— BEGIN —

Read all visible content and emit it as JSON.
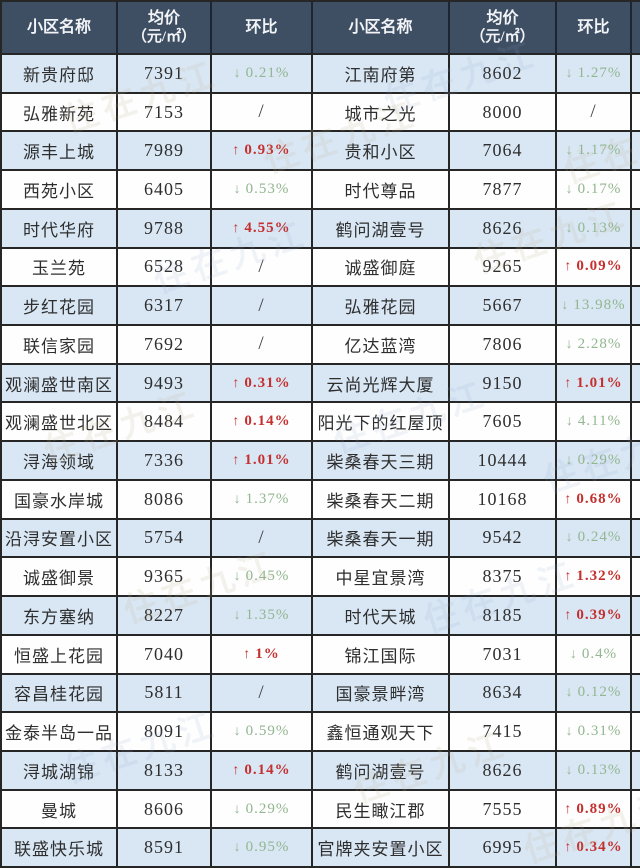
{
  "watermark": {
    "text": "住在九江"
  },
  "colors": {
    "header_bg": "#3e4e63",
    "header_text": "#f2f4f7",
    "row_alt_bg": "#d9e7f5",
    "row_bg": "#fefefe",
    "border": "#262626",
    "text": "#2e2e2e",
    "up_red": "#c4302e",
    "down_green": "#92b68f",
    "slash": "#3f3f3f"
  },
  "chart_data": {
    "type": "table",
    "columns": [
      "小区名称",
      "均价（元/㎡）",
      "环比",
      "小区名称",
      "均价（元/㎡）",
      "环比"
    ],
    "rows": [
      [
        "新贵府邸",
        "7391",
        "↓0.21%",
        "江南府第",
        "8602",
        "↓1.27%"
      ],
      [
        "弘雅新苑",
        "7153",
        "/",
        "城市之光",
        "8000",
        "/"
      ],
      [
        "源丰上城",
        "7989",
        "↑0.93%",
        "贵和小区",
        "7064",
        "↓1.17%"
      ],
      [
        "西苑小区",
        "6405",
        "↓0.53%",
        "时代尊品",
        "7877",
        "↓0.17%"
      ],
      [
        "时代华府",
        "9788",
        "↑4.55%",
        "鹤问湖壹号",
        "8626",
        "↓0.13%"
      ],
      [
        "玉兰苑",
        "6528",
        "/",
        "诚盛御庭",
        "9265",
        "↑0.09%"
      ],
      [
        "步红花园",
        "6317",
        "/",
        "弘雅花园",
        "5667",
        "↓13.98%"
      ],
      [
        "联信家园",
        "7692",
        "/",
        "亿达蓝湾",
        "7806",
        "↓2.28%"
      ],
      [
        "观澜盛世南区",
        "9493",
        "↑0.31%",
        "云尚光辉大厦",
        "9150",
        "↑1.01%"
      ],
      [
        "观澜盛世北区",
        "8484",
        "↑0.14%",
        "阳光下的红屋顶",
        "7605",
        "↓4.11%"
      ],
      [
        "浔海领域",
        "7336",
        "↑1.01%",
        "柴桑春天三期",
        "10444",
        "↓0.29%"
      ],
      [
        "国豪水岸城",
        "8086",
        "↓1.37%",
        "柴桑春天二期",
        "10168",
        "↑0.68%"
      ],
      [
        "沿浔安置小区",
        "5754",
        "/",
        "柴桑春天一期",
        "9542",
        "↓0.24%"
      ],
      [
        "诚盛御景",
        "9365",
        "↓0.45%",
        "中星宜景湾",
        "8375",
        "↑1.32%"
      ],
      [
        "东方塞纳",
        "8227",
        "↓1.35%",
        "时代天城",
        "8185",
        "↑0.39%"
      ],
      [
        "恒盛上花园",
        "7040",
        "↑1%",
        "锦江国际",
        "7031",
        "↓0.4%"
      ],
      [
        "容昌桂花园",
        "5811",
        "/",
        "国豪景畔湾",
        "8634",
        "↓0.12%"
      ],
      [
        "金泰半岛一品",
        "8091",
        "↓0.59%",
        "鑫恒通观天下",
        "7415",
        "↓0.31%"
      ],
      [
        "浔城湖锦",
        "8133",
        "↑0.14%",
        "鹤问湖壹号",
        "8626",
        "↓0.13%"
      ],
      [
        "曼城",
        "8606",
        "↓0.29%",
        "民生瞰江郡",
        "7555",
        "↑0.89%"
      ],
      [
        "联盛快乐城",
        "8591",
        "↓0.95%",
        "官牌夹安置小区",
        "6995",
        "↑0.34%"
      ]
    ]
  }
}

— END —

# [Task]
Pictures are to be left out; repeat all the remaining data exactly.

# [Final result]
Read all visible content and emit it as JSON.
{
  "watermark": {
    "text": "住在九江"
  },
  "colors": {
    "header_bg": "#3e4e63",
    "header_text": "#f2f4f7",
    "row_alt_bg": "#d9e7f5",
    "row_bg": "#fefefe",
    "border": "#262626",
    "text": "#2e2e2e",
    "up_red": "#c4302e",
    "down_green": "#92b68f",
    "slash": "#3f3f3f"
  },
  "chart_data": {
    "type": "table",
    "columns": [
      "小区名称",
      "均价（元/㎡）",
      "环比",
      "小区名称",
      "均价（元/㎡）",
      "环比"
    ],
    "rows": [
      [
        "新贵府邸",
        "7391",
        "↓0.21%",
        "江南府第",
        "8602",
        "↓1.27%"
      ],
      [
        "弘雅新苑",
        "7153",
        "/",
        "城市之光",
        "8000",
        "/"
      ],
      [
        "源丰上城",
        "7989",
        "↑0.93%",
        "贵和小区",
        "7064",
        "↓1.17%"
      ],
      [
        "西苑小区",
        "6405",
        "↓0.53%",
        "时代尊品",
        "7877",
        "↓0.17%"
      ],
      [
        "时代华府",
        "9788",
        "↑4.55%",
        "鹤问湖壹号",
        "8626",
        "↓0.13%"
      ],
      [
        "玉兰苑",
        "6528",
        "/",
        "诚盛御庭",
        "9265",
        "↑0.09%"
      ],
      [
        "步红花园",
        "6317",
        "/",
        "弘雅花园",
        "5667",
        "↓13.98%"
      ],
      [
        "联信家园",
        "7692",
        "/",
        "亿达蓝湾",
        "7806",
        "↓2.28%"
      ],
      [
        "观澜盛世南区",
        "9493",
        "↑0.31%",
        "云尚光辉大厦",
        "9150",
        "↑1.01%"
      ],
      [
        "观澜盛世北区",
        "8484",
        "↑0.14%",
        "阳光下的红屋顶",
        "7605",
        "↓4.11%"
      ],
      [
        "浔海领域",
        "7336",
        "↑1.01%",
        "柴桑春天三期",
        "10444",
        "↓0.29%"
      ],
      [
        "国豪水岸城",
        "8086",
        "↓1.37%",
        "柴桑春天二期",
        "10168",
        "↑0.68%"
      ],
      [
        "沿浔安置小区",
        "5754",
        "/",
        "柴桑春天一期",
        "9542",
        "↓0.24%"
      ],
      [
        "诚盛御景",
        "9365",
        "↓0.45%",
        "中星宜景湾",
        "8375",
        "↑1.32%"
      ],
      [
        "东方塞纳",
        "8227",
        "↓1.35%",
        "时代天城",
        "8185",
        "↑0.39%"
      ],
      [
        "恒盛上花园",
        "7040",
        "↑1%",
        "锦江国际",
        "7031",
        "↓0.4%"
      ],
      [
        "容昌桂花园",
        "5811",
        "/",
        "国豪景畔湾",
        "8634",
        "↓0.12%"
      ],
      [
        "金泰半岛一品",
        "8091",
        "↓0.59%",
        "鑫恒通观天下",
        "7415",
        "↓0.31%"
      ],
      [
        "浔城湖锦",
        "8133",
        "↑0.14%",
        "鹤问湖壹号",
        "8626",
        "↓0.13%"
      ],
      [
        "曼城",
        "8606",
        "↓0.29%",
        "民生瞰江郡",
        "7555",
        "↑0.89%"
      ],
      [
        "联盛快乐城",
        "8591",
        "↓0.95%",
        "官牌夹安置小区",
        "6995",
        "↑0.34%"
      ]
    ]
  }
}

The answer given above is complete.